» Dataset
==*==
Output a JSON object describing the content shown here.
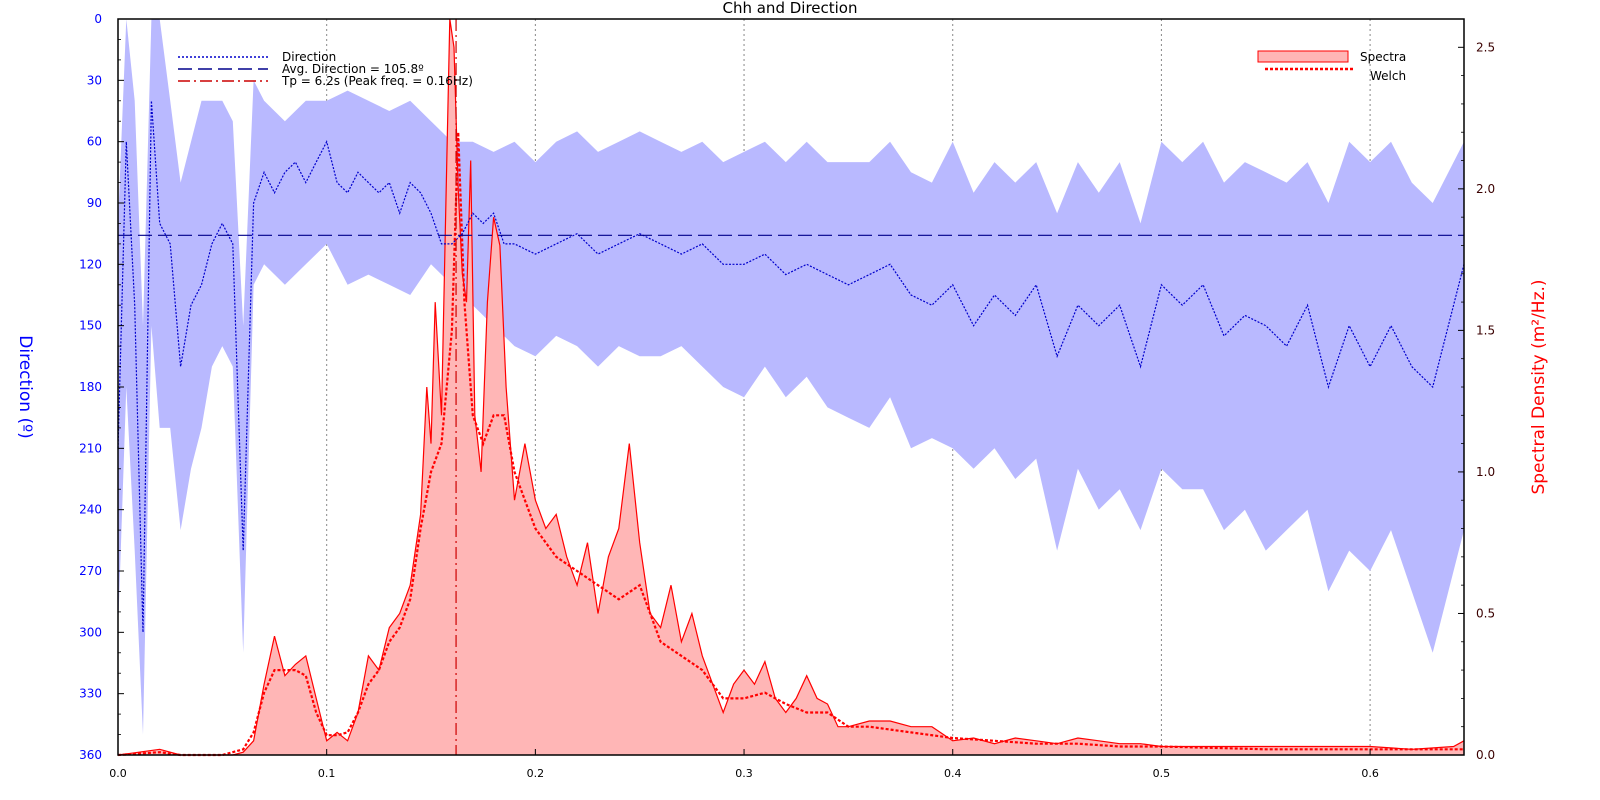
{
  "chart_data": {
    "type": "line",
    "title": "Chh and Direction",
    "xlabel": "",
    "ylabel_left": "Direction (º)",
    "ylabel_right": "Spectral Density (m²/Hz.)",
    "xlim": [
      0,
      0.645
    ],
    "ylim_left": [
      0,
      360
    ],
    "ylim_left_inverted": true,
    "ylim_right": [
      0,
      2.6
    ],
    "x_ticks": [
      "0.0",
      "0.1",
      "0.2",
      "0.3",
      "0.4",
      "0.5",
      "0.6"
    ],
    "x_tick_values": [
      0,
      0.1,
      0.2,
      0.3,
      0.4,
      0.5,
      0.6
    ],
    "left_ticks": [
      "0",
      "30",
      "60",
      "90",
      "120",
      "150",
      "180",
      "210",
      "240",
      "270",
      "300",
      "330",
      "360"
    ],
    "left_tick_values": [
      0,
      30,
      60,
      90,
      120,
      150,
      180,
      210,
      240,
      270,
      300,
      330,
      360
    ],
    "right_ticks": [
      "0.0",
      "0.5",
      "1.0",
      "1.5",
      "2.0",
      "2.5"
    ],
    "right_tick_values": [
      0,
      0.5,
      1.0,
      1.5,
      2.0,
      2.5
    ],
    "grid": "x-dotted",
    "legend_left": {
      "placement": "top-left",
      "entries": [
        "Direction",
        "Avg. Direction = 105.8º",
        "Tp = 6.2s (Peak freq. = 0.16Hz)"
      ]
    },
    "legend_right": {
      "placement": "top-right",
      "entries": [
        "Spectra",
        "Welch"
      ]
    },
    "avg_direction": 105.8,
    "peak_freq": 0.162,
    "colors": {
      "direction": "#0000cc",
      "direction_band": "#b9b9ff",
      "avg_line": "#00008b",
      "spectra_line": "#ff0000",
      "spectra_fill": "#ffb6b6",
      "welch": "#ff0000",
      "tp_line": "#cc0000"
    },
    "series": [
      {
        "name": "Direction",
        "axis": "left",
        "x": [
          0.0,
          0.004,
          0.008,
          0.012,
          0.016,
          0.02,
          0.025,
          0.03,
          0.035,
          0.04,
          0.045,
          0.05,
          0.055,
          0.06,
          0.065,
          0.07,
          0.075,
          0.08,
          0.085,
          0.09,
          0.095,
          0.1,
          0.105,
          0.11,
          0.115,
          0.12,
          0.125,
          0.13,
          0.135,
          0.14,
          0.145,
          0.15,
          0.155,
          0.16,
          0.165,
          0.17,
          0.175,
          0.18,
          0.185,
          0.19,
          0.2,
          0.21,
          0.22,
          0.23,
          0.24,
          0.25,
          0.26,
          0.27,
          0.28,
          0.29,
          0.3,
          0.31,
          0.32,
          0.33,
          0.34,
          0.35,
          0.36,
          0.37,
          0.38,
          0.39,
          0.4,
          0.41,
          0.42,
          0.43,
          0.44,
          0.45,
          0.46,
          0.47,
          0.48,
          0.49,
          0.5,
          0.51,
          0.52,
          0.53,
          0.54,
          0.55,
          0.56,
          0.57,
          0.58,
          0.59,
          0.6,
          0.61,
          0.62,
          0.63,
          0.645
        ],
        "values": [
          210,
          60,
          140,
          300,
          40,
          100,
          110,
          170,
          140,
          130,
          110,
          100,
          110,
          260,
          90,
          75,
          85,
          75,
          70,
          80,
          70,
          60,
          80,
          85,
          75,
          80,
          85,
          80,
          95,
          80,
          85,
          95,
          110,
          110,
          105,
          95,
          100,
          95,
          110,
          110,
          115,
          110,
          105,
          115,
          110,
          105,
          110,
          115,
          110,
          120,
          120,
          115,
          125,
          120,
          125,
          130,
          125,
          120,
          135,
          140,
          130,
          150,
          135,
          145,
          130,
          165,
          140,
          150,
          140,
          170,
          130,
          140,
          130,
          155,
          145,
          150,
          160,
          140,
          180,
          150,
          170,
          150,
          170,
          180,
          120
        ]
      },
      {
        "name": "Direction band upper",
        "axis": "left",
        "x": [
          0.0,
          0.004,
          0.008,
          0.012,
          0.016,
          0.02,
          0.025,
          0.03,
          0.035,
          0.04,
          0.045,
          0.05,
          0.055,
          0.06,
          0.065,
          0.07,
          0.08,
          0.09,
          0.1,
          0.11,
          0.12,
          0.13,
          0.14,
          0.15,
          0.16,
          0.17,
          0.18,
          0.19,
          0.2,
          0.21,
          0.22,
          0.23,
          0.24,
          0.25,
          0.26,
          0.27,
          0.28,
          0.29,
          0.3,
          0.31,
          0.32,
          0.33,
          0.34,
          0.35,
          0.36,
          0.37,
          0.38,
          0.39,
          0.4,
          0.41,
          0.42,
          0.43,
          0.44,
          0.45,
          0.46,
          0.47,
          0.48,
          0.49,
          0.5,
          0.51,
          0.52,
          0.53,
          0.54,
          0.55,
          0.56,
          0.57,
          0.58,
          0.59,
          0.6,
          0.61,
          0.62,
          0.63,
          0.645
        ],
        "values": [
          100,
          0,
          40,
          150,
          0,
          0,
          40,
          80,
          60,
          40,
          40,
          40,
          50,
          150,
          30,
          40,
          50,
          40,
          40,
          35,
          40,
          45,
          40,
          50,
          60,
          60,
          65,
          60,
          70,
          60,
          55,
          65,
          60,
          55,
          60,
          65,
          60,
          70,
          65,
          60,
          70,
          60,
          70,
          70,
          70,
          60,
          75,
          80,
          60,
          85,
          70,
          80,
          70,
          95,
          70,
          85,
          70,
          100,
          60,
          70,
          60,
          80,
          70,
          75,
          80,
          70,
          90,
          60,
          70,
          60,
          80,
          90,
          60
        ]
      },
      {
        "name": "Direction band lower",
        "axis": "left",
        "x": [
          0.0,
          0.004,
          0.008,
          0.012,
          0.016,
          0.02,
          0.025,
          0.03,
          0.035,
          0.04,
          0.045,
          0.05,
          0.055,
          0.06,
          0.065,
          0.07,
          0.08,
          0.09,
          0.1,
          0.11,
          0.12,
          0.13,
          0.14,
          0.15,
          0.16,
          0.17,
          0.18,
          0.19,
          0.2,
          0.21,
          0.22,
          0.23,
          0.24,
          0.25,
          0.26,
          0.27,
          0.28,
          0.29,
          0.3,
          0.31,
          0.32,
          0.33,
          0.34,
          0.35,
          0.36,
          0.37,
          0.38,
          0.39,
          0.4,
          0.41,
          0.42,
          0.43,
          0.44,
          0.45,
          0.46,
          0.47,
          0.48,
          0.49,
          0.5,
          0.51,
          0.52,
          0.53,
          0.54,
          0.55,
          0.56,
          0.57,
          0.58,
          0.59,
          0.6,
          0.61,
          0.62,
          0.63,
          0.645
        ],
        "values": [
          300,
          180,
          260,
          350,
          150,
          200,
          200,
          250,
          220,
          200,
          170,
          160,
          170,
          310,
          130,
          120,
          130,
          120,
          110,
          130,
          125,
          130,
          135,
          120,
          130,
          140,
          150,
          160,
          165,
          155,
          160,
          170,
          160,
          165,
          165,
          160,
          170,
          180,
          185,
          170,
          185,
          175,
          190,
          195,
          200,
          185,
          210,
          205,
          210,
          220,
          210,
          225,
          215,
          260,
          220,
          240,
          230,
          250,
          220,
          230,
          230,
          250,
          240,
          260,
          250,
          240,
          280,
          260,
          270,
          250,
          280,
          310,
          250
        ]
      },
      {
        "name": "Spectra",
        "axis": "right",
        "x": [
          0.0,
          0.01,
          0.02,
          0.03,
          0.04,
          0.05,
          0.055,
          0.06,
          0.065,
          0.07,
          0.075,
          0.08,
          0.085,
          0.09,
          0.095,
          0.1,
          0.105,
          0.11,
          0.115,
          0.12,
          0.125,
          0.13,
          0.135,
          0.14,
          0.145,
          0.148,
          0.15,
          0.152,
          0.155,
          0.157,
          0.159,
          0.161,
          0.163,
          0.165,
          0.167,
          0.169,
          0.171,
          0.174,
          0.177,
          0.18,
          0.183,
          0.186,
          0.19,
          0.195,
          0.2,
          0.205,
          0.21,
          0.215,
          0.22,
          0.225,
          0.23,
          0.235,
          0.24,
          0.245,
          0.25,
          0.255,
          0.26,
          0.265,
          0.27,
          0.275,
          0.28,
          0.285,
          0.29,
          0.295,
          0.3,
          0.305,
          0.31,
          0.315,
          0.32,
          0.325,
          0.33,
          0.335,
          0.34,
          0.345,
          0.35,
          0.36,
          0.37,
          0.38,
          0.39,
          0.4,
          0.41,
          0.42,
          0.43,
          0.44,
          0.45,
          0.46,
          0.47,
          0.48,
          0.49,
          0.5,
          0.52,
          0.54,
          0.56,
          0.58,
          0.6,
          0.62,
          0.64,
          0.645
        ],
        "values": [
          0.0,
          0.01,
          0.02,
          0.0,
          0.0,
          0.0,
          0.0,
          0.01,
          0.05,
          0.25,
          0.42,
          0.28,
          0.32,
          0.35,
          0.2,
          0.05,
          0.08,
          0.05,
          0.15,
          0.35,
          0.3,
          0.45,
          0.5,
          0.6,
          0.85,
          1.3,
          1.1,
          1.6,
          1.2,
          1.9,
          2.6,
          2.5,
          2.0,
          1.7,
          1.6,
          2.1,
          1.2,
          1.0,
          1.6,
          1.9,
          1.8,
          1.3,
          0.9,
          1.1,
          0.9,
          0.8,
          0.85,
          0.7,
          0.6,
          0.75,
          0.5,
          0.7,
          0.8,
          1.1,
          0.75,
          0.5,
          0.45,
          0.6,
          0.4,
          0.5,
          0.35,
          0.25,
          0.15,
          0.25,
          0.3,
          0.25,
          0.33,
          0.2,
          0.15,
          0.2,
          0.28,
          0.2,
          0.18,
          0.1,
          0.1,
          0.12,
          0.12,
          0.1,
          0.1,
          0.05,
          0.06,
          0.04,
          0.06,
          0.05,
          0.04,
          0.06,
          0.05,
          0.04,
          0.04,
          0.03,
          0.03,
          0.03,
          0.03,
          0.03,
          0.03,
          0.02,
          0.03,
          0.05
        ]
      },
      {
        "name": "Welch",
        "axis": "right",
        "x": [
          0.0,
          0.01,
          0.02,
          0.03,
          0.04,
          0.05,
          0.06,
          0.065,
          0.07,
          0.075,
          0.08,
          0.085,
          0.09,
          0.095,
          0.1,
          0.105,
          0.11,
          0.115,
          0.12,
          0.125,
          0.13,
          0.135,
          0.14,
          0.145,
          0.15,
          0.155,
          0.16,
          0.163,
          0.166,
          0.17,
          0.175,
          0.18,
          0.185,
          0.19,
          0.195,
          0.2,
          0.21,
          0.22,
          0.23,
          0.24,
          0.25,
          0.26,
          0.27,
          0.28,
          0.29,
          0.3,
          0.31,
          0.32,
          0.33,
          0.34,
          0.35,
          0.36,
          0.38,
          0.4,
          0.42,
          0.44,
          0.46,
          0.48,
          0.5,
          0.55,
          0.6,
          0.645
        ],
        "values": [
          0.0,
          0.005,
          0.01,
          0.0,
          0.0,
          0.0,
          0.02,
          0.08,
          0.22,
          0.3,
          0.3,
          0.3,
          0.28,
          0.15,
          0.07,
          0.07,
          0.08,
          0.15,
          0.25,
          0.3,
          0.4,
          0.45,
          0.55,
          0.8,
          1.0,
          1.1,
          1.5,
          2.2,
          1.6,
          1.2,
          1.1,
          1.2,
          1.2,
          1.0,
          0.9,
          0.8,
          0.7,
          0.65,
          0.6,
          0.55,
          0.6,
          0.4,
          0.35,
          0.3,
          0.2,
          0.2,
          0.22,
          0.18,
          0.15,
          0.15,
          0.1,
          0.1,
          0.08,
          0.06,
          0.05,
          0.04,
          0.04,
          0.03,
          0.03,
          0.02,
          0.02,
          0.02
        ]
      }
    ]
  }
}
==*==
» What you are asked to do
Copy out all lines above that include the string "placement".

» The solution
      "placement": "top-left",
      "placement": "top-right",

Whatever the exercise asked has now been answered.